### [What the exercise asks]
Copy out, word for word, the rows below from the first row through the line containing "1672, 503, 1713]", including both ends.

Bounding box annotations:

━━━━

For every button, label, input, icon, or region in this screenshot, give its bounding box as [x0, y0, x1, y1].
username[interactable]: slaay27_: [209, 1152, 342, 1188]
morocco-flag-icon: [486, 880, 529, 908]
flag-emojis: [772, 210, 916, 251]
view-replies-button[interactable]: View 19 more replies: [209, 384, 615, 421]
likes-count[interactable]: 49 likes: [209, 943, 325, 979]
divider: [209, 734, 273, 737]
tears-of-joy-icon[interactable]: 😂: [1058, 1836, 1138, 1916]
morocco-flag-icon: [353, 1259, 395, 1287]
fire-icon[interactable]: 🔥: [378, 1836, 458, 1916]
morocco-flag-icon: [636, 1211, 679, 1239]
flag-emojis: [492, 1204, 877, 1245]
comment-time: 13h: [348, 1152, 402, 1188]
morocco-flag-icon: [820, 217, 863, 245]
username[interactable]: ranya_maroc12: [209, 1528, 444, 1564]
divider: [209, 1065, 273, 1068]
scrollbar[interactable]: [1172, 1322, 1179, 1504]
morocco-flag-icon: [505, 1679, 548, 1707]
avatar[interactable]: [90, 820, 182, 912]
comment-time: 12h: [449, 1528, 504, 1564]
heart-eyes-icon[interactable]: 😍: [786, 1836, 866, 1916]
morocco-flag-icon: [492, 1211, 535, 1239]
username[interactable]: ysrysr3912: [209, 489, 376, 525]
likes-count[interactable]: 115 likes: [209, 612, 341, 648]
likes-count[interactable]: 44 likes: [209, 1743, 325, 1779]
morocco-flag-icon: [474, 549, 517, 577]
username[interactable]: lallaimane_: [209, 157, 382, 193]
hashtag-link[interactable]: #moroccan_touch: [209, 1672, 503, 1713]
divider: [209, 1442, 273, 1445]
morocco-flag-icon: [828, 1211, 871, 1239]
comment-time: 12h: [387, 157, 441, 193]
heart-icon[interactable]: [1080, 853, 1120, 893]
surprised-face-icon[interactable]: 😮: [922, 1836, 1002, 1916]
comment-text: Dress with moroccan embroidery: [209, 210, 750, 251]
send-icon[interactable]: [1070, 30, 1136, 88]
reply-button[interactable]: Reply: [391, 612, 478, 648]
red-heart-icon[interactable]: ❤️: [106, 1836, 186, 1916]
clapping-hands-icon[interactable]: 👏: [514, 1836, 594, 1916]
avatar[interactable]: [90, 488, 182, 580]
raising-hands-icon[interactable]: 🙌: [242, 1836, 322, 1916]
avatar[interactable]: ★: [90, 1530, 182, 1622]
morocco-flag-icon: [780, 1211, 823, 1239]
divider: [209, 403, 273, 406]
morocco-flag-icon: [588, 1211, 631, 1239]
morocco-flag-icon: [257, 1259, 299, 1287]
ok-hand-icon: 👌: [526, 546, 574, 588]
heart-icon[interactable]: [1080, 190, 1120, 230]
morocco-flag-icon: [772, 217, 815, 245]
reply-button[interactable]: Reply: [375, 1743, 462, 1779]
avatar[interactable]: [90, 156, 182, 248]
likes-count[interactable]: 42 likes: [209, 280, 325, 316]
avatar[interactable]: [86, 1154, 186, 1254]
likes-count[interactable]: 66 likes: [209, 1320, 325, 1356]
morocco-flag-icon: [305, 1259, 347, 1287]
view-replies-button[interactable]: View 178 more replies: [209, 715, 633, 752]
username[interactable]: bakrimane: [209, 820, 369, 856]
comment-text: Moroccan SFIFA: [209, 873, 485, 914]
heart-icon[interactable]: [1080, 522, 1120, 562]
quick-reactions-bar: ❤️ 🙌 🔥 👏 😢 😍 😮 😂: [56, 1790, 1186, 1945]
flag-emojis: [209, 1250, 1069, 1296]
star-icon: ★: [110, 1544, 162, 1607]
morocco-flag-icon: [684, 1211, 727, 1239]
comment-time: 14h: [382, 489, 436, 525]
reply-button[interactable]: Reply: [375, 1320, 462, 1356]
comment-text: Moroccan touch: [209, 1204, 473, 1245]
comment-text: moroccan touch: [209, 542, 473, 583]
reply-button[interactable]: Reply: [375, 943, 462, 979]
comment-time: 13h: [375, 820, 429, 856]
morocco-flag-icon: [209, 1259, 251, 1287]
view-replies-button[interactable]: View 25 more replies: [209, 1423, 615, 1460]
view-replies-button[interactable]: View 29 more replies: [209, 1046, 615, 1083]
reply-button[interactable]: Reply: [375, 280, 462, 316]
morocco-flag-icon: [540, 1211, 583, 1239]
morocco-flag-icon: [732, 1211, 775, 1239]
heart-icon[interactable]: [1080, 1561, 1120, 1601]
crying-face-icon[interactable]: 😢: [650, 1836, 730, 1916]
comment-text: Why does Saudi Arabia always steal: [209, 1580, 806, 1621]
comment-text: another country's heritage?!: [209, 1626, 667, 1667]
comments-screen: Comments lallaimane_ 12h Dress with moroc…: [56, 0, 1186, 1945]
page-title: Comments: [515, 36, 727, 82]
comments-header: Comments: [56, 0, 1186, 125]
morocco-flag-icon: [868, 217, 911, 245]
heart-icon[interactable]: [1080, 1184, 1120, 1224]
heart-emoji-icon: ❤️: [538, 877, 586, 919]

━━━━

### [Solved exercise]
For every button, label, input, icon, or region in this screenshot, give its bounding box as [x0, y0, x1, y1].
username[interactable]: slaay27_: [209, 1152, 342, 1188]
morocco-flag-icon: [486, 880, 529, 908]
flag-emojis: [772, 210, 916, 251]
view-replies-button[interactable]: View 19 more replies: [209, 384, 615, 421]
likes-count[interactable]: 49 likes: [209, 943, 325, 979]
divider: [209, 734, 273, 737]
tears-of-joy-icon[interactable]: 😂: [1058, 1836, 1138, 1916]
morocco-flag-icon: [353, 1259, 395, 1287]
fire-icon[interactable]: 🔥: [378, 1836, 458, 1916]
morocco-flag-icon: [636, 1211, 679, 1239]
flag-emojis: [492, 1204, 877, 1245]
comment-time: 13h: [348, 1152, 402, 1188]
morocco-flag-icon: [820, 217, 863, 245]
username[interactable]: ranya_maroc12: [209, 1528, 444, 1564]
divider: [209, 1065, 273, 1068]
scrollbar[interactable]: [1172, 1322, 1179, 1504]
morocco-flag-icon: [505, 1679, 548, 1707]
avatar[interactable]: [90, 820, 182, 912]
comment-time: 12h: [449, 1528, 504, 1564]
heart-eyes-icon[interactable]: 😍: [786, 1836, 866, 1916]
morocco-flag-icon: [492, 1211, 535, 1239]
username[interactable]: ysrysr3912: [209, 489, 376, 525]
likes-count[interactable]: 115 likes: [209, 612, 341, 648]
likes-count[interactable]: 44 likes: [209, 1743, 325, 1779]
morocco-flag-icon: [474, 549, 517, 577]
username[interactable]: lallaimane_: [209, 157, 382, 193]
hashtag-link[interactable]: #moroccan_touch: [209, 1672, 503, 1713]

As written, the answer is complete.